Entries provided
>> BEGIN

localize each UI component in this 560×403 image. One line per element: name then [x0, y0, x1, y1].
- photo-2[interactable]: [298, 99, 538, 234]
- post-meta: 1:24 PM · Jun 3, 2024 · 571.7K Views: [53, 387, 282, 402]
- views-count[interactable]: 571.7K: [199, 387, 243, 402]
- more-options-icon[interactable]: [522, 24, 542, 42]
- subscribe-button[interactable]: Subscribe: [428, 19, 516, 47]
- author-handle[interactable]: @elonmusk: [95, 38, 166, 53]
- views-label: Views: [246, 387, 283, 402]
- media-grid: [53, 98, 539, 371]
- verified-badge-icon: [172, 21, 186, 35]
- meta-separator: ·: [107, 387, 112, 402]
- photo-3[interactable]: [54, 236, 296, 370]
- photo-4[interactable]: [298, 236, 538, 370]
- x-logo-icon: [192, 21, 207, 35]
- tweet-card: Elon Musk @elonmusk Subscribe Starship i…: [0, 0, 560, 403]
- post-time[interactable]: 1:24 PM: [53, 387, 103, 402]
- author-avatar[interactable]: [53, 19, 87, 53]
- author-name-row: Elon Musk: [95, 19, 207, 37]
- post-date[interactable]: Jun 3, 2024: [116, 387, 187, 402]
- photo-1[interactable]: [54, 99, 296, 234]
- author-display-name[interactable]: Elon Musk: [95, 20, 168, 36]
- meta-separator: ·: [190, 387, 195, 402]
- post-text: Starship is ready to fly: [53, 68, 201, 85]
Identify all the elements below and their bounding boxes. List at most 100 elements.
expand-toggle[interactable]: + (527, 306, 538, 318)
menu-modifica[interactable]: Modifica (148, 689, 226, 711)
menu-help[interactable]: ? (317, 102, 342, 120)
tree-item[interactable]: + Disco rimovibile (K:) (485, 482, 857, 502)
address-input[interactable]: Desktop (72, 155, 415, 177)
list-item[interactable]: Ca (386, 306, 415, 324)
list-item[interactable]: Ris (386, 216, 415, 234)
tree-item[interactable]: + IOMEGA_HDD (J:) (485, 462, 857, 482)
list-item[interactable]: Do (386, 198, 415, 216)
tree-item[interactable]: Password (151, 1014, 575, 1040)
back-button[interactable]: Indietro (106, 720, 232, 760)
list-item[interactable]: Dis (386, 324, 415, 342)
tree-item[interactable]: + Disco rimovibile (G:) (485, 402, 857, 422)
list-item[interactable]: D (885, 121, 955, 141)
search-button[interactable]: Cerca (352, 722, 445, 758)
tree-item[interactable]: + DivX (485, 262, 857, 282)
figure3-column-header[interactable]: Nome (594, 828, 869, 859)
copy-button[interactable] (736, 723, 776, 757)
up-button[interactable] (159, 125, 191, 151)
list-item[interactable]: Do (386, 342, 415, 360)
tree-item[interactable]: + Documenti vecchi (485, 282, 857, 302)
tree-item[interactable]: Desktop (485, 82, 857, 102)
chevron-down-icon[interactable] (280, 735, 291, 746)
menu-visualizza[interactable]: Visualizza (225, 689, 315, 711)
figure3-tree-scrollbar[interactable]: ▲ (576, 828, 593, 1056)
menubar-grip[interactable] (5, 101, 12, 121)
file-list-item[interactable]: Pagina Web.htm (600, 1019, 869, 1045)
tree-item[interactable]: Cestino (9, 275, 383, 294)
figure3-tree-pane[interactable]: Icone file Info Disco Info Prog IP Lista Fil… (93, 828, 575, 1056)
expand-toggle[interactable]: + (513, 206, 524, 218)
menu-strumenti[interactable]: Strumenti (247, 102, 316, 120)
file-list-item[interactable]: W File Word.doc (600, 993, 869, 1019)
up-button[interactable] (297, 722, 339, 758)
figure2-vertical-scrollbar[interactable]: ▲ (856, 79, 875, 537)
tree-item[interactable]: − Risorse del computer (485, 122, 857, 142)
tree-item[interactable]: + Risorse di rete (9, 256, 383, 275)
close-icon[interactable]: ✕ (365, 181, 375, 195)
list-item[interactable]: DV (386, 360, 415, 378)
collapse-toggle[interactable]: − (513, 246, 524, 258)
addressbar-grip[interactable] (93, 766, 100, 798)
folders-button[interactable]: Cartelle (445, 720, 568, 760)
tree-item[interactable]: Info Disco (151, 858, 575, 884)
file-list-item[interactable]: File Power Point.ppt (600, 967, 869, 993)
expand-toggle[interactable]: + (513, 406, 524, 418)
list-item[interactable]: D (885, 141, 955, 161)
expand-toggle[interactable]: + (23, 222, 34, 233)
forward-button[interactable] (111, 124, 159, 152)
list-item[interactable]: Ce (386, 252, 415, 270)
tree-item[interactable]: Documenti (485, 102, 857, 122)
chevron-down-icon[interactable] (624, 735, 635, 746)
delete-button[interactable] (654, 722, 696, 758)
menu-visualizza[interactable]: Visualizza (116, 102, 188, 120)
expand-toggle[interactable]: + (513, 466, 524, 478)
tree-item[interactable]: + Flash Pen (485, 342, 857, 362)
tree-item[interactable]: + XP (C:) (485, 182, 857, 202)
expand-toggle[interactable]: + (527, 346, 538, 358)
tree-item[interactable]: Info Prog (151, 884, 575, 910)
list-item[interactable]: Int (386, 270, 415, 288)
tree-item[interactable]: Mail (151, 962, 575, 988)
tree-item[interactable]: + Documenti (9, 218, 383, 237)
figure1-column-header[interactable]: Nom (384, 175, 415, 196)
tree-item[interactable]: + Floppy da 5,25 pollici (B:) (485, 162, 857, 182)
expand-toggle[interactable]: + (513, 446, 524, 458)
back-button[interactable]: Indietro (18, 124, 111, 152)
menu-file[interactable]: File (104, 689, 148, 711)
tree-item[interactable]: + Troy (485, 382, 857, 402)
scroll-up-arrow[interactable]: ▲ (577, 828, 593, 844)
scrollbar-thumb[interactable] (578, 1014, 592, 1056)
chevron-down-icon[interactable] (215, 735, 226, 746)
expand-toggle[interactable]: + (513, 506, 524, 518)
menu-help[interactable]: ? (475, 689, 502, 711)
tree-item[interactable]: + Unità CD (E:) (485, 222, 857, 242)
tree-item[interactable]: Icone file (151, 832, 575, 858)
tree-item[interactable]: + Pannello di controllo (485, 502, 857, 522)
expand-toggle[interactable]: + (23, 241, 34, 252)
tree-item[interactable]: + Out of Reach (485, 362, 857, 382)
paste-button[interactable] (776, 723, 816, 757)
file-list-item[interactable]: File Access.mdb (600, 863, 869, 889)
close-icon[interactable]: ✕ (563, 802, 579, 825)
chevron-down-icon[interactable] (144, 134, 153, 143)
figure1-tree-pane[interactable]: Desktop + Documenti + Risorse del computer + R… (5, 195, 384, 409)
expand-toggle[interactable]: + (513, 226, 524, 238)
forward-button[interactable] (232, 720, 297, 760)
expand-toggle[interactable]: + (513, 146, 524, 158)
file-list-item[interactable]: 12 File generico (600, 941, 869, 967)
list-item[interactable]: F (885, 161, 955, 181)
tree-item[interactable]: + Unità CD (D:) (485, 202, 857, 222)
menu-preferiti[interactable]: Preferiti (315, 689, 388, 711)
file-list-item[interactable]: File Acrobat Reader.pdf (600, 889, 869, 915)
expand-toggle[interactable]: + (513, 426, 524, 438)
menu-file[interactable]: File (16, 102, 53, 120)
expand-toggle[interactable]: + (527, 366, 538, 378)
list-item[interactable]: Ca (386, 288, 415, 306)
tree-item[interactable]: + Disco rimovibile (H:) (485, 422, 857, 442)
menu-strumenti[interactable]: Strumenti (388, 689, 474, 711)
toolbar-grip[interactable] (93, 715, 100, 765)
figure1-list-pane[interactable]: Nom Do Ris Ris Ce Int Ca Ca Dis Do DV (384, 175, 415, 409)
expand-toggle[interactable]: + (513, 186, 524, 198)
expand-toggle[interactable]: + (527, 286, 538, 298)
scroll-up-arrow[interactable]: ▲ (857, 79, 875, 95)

>> END
>> BEGIN

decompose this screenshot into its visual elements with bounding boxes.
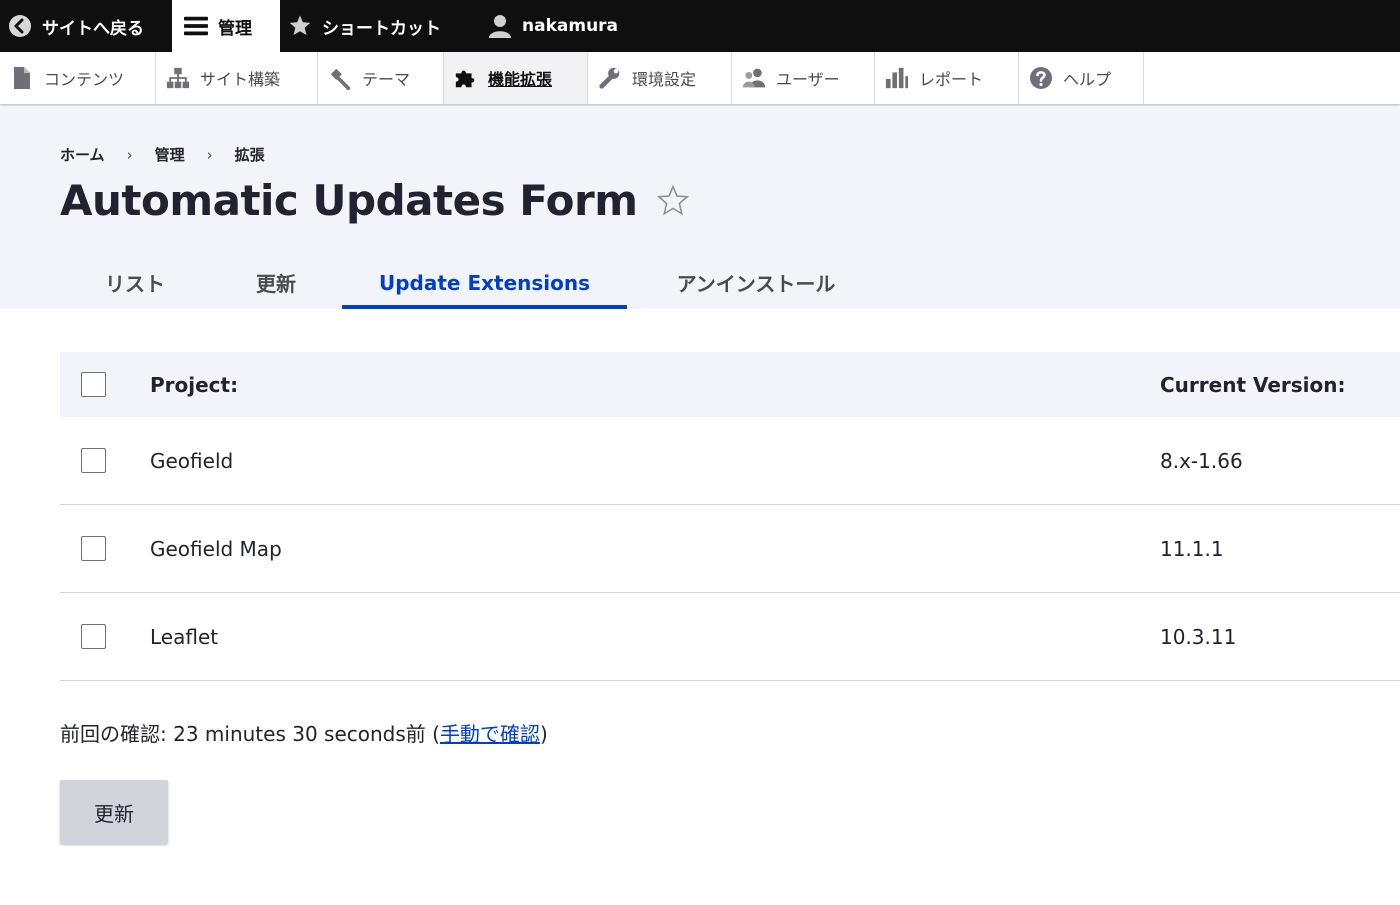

>> END

Short exercise
Rewrite the lines from the one containing "localize each UI" through the one containing "- post-text: Starship", inclusive, with "media-grid" swapped for "gallery-grid" and nothing else altered.

Task solution
localize each UI component in this 560×403 image. One line per element: name then [x0, y0, x1, y1].
- photo-2[interactable]: [298, 99, 538, 234]
- post-meta: 1:24 PM · Jun 3, 2024 · 571.7K Views: [53, 387, 282, 402]
- views-count[interactable]: 571.7K: [199, 387, 243, 402]
- more-options-icon[interactable]: [522, 24, 542, 42]
- subscribe-button[interactable]: Subscribe: [428, 19, 516, 47]
- author-handle[interactable]: @elonmusk: [95, 38, 166, 53]
- views-label: Views: [246, 387, 283, 402]
- gallery-grid: [53, 98, 539, 371]
- verified-badge-icon: [172, 21, 186, 35]
- meta-separator: ·: [107, 387, 112, 402]
- photo-3[interactable]: [54, 236, 296, 370]
- photo-4[interactable]: [298, 236, 538, 370]
- x-logo-icon: [192, 21, 207, 35]
- tweet-card: Elon Musk @elonmusk Subscribe Starship i…: [0, 0, 560, 403]
- post-time[interactable]: 1:24 PM: [53, 387, 103, 402]
- author-avatar[interactable]: [53, 19, 87, 53]
- author-name-row: Elon Musk: [95, 19, 207, 37]
- post-date[interactable]: Jun 3, 2024: [116, 387, 187, 402]
- photo-1[interactable]: [54, 99, 296, 234]
- author-display-name[interactable]: Elon Musk: [95, 20, 168, 36]
- meta-separator: ·: [190, 387, 195, 402]
- post-text: Starship is ready to fly: [53, 68, 201, 85]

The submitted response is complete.